Data section:
--

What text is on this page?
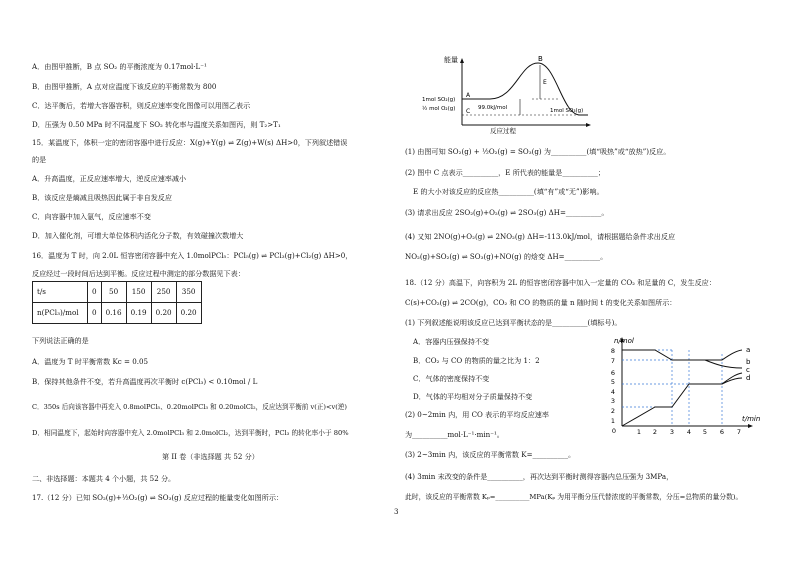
A．由图甲推断，B 点 SO₂ 的平衡浓度为 0.17mol·L⁻¹
B．由图甲推断，A 点对应温度下该反应的平衡常数为 800
C．达平衡后，若增大容器容积，则反应速率变化图像可以用图乙表示
D．压强为 0.50 MPa 时不同温度下 SO₂ 转化率与温度关系如图丙，则 T₂>T₁
15．某温度下，体积一定的密闭容器中进行反应：X(g)+Y(g) ⇌ Z(g)+W(s) ΔH>0，下列叙述错误
的是
A．升高温度，正反应速率增大，逆反应速率减小
B．该反应是熵减且吸热因此属于非自发反应
C．向容器中加入氩气，反应速率不变
D．加入催化剂，可增大单位体积内活化分子数，有效碰撞次数增大
16．温度为 T 时，向 2.0L 恒容密闭容器中充入 1.0molPCl₅：PCl₅(g) ⇌ PCl₃(g)+Cl₂(g) ΔH>0，
反应经过一段时间后达到平衡。反应过程中测定的部分数据见下表：
t/s	0	50	150	250	350
n(PCl₃)/mol	0	0.16	0.19	0.20	0.20
下列说法正确的是
A．温度为 T 时平衡常数 Kc = 0.05
B．保持其他条件不变，若升高温度再次平衡时 c(PCl₃) < 0.10mol / L
C．350s 后向该容器中再充入 0.8molPCl₅、0.20molPCl₃ 和 0.20molCl₂，反应达到平衡前 v(正)<v(逆)
D．相同温度下，起始时向容器中充入 2.0molPCl₃ 和 2.0molCl₂，达到平衡时，PCl₃ 的转化率小于 80%
第 II 卷（非选择题 共 52 分）
二、非选择题：本题共 4 个小题，共 52 分。
17.（12 分）已知 SO₂(g)+½O₂(g) ⇌ SO₃(g) 反应过程的能量变化如图所示：
能量	B
A
C
E
1mol SO₂(g)
½ mol O₂(g)	1mol SO₃(g)
99.0kJ/mol
反应过程
(1) 由图可知 SO₂(g) + ½O₂(g) = SO₃(g) 为__________(填“吸热”或“放热”)反应。
(2) 图中 C 点表示__________，E 所代表的能量是__________；
E 的大小对该反应的反应热__________(填“有”或“无”)影响。
(3) 请求出反应 2SO₂(g)+O₂(g) ⇌ 2SO₃(g) ΔH=__________。
(4) 又知 2NO(g)+O₂(g) ⇌ 2NO₂(g) ΔH=-113.0kJ/mol，请根据题给条件求出反应
NO₂(g)+SO₂(g) ⇌ SO₃(g)+NO(g) 的焓变 ΔH=__________。
18.（12 分）高温下，向容积为 2L 的恒容密闭容器中加入一定量的 CO₂ 和足量的 C，发生反应：
C(s)+CO₂(g) ⇌ 2CO(g)，CO₂ 和 CO 的物质的量 n 随时间 t 的变化关系如图所示：
(1) 下列叙述能说明该反应已达到平衡状态的是__________(填标号)。
A．容器内压强保持不变
B．CO₂ 与 CO 的物质的量之比为 1：2
C．气体的密度保持不变
D．气体的平均相对分子质量保持不变
(2) 0~2min 内，用 CO 表示的平均反应速率
为__________mol·L⁻¹·min⁻¹。
(3) 2~3min 内，该反应的平衡常数 K=__________。
(4) 3min 末改变的条件是__________，再次达到平衡时测得容器内总压强为 3MPa，
此时，该反应的平衡常数 Kₚ=__________MPa(Kₚ 为用平衡分压代替浓度的平衡常数，分压=总物质的量分数)。
n/mol
8
7
6
5
4
3
2
1
0	1 2 3 4 5 6 7
t/min
a
b
c
d
3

--

Task to complete: Identify the lines above with the word "由图甲推断". Copy them.

Correct result:
A．由图甲推断，B 点 SO₂ 的平衡浓度为 0.17mol·L⁻¹
B．由图甲推断，A 点对应温度下该反应的平衡常数为 800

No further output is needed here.